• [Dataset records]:
┌──

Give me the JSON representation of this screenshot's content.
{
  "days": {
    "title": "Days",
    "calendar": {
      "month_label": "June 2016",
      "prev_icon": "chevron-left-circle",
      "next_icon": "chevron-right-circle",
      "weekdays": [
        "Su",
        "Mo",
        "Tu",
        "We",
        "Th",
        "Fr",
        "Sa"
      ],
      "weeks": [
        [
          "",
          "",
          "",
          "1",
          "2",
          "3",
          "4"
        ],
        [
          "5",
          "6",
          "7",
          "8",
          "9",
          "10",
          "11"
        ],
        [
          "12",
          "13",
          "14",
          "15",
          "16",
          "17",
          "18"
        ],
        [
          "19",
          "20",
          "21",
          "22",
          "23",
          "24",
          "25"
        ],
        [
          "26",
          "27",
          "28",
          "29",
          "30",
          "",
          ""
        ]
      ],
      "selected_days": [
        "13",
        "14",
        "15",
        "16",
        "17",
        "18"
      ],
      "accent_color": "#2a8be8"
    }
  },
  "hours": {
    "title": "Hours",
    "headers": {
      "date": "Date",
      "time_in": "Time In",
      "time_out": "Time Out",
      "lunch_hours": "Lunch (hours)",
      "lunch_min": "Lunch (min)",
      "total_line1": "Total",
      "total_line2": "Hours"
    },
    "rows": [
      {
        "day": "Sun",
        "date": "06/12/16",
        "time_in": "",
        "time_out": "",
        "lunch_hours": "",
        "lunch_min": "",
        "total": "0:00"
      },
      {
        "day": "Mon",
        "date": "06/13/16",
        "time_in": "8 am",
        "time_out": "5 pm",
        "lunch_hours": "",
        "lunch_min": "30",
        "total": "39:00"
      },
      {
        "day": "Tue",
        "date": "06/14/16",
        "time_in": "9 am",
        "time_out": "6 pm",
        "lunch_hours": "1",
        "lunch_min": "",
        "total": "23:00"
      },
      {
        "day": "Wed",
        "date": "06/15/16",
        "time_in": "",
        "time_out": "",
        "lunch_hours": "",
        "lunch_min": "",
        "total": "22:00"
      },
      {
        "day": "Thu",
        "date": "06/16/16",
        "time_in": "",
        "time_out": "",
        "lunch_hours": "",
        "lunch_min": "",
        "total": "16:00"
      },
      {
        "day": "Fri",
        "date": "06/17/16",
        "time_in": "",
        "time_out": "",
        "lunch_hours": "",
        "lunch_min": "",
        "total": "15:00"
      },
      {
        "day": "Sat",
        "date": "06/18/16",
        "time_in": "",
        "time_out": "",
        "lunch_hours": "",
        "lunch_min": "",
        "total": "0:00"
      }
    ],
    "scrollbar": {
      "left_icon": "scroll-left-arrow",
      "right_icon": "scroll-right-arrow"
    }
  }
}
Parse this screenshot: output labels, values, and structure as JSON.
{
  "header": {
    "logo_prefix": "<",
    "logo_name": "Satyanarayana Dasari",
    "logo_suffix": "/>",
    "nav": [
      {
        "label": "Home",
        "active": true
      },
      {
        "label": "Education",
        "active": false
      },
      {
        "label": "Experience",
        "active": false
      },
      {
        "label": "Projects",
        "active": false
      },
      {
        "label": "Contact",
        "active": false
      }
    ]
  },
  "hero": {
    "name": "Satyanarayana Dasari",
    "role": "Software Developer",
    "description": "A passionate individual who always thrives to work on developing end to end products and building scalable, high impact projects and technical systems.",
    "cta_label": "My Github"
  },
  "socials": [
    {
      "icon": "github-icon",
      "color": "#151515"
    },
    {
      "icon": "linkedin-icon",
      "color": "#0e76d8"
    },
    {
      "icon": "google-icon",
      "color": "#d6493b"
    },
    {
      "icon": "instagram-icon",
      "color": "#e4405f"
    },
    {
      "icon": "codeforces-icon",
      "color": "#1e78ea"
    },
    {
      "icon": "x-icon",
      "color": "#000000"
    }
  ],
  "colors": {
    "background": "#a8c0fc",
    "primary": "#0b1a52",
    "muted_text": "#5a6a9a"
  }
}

└──

• [What is expected]: Which lines in the listing above hold the word "Dasari"? Show each of them.

• [Result of this task]:
    "logo_name": "Satyanarayana Dasari",
    "name": "Satyanarayana Dasari",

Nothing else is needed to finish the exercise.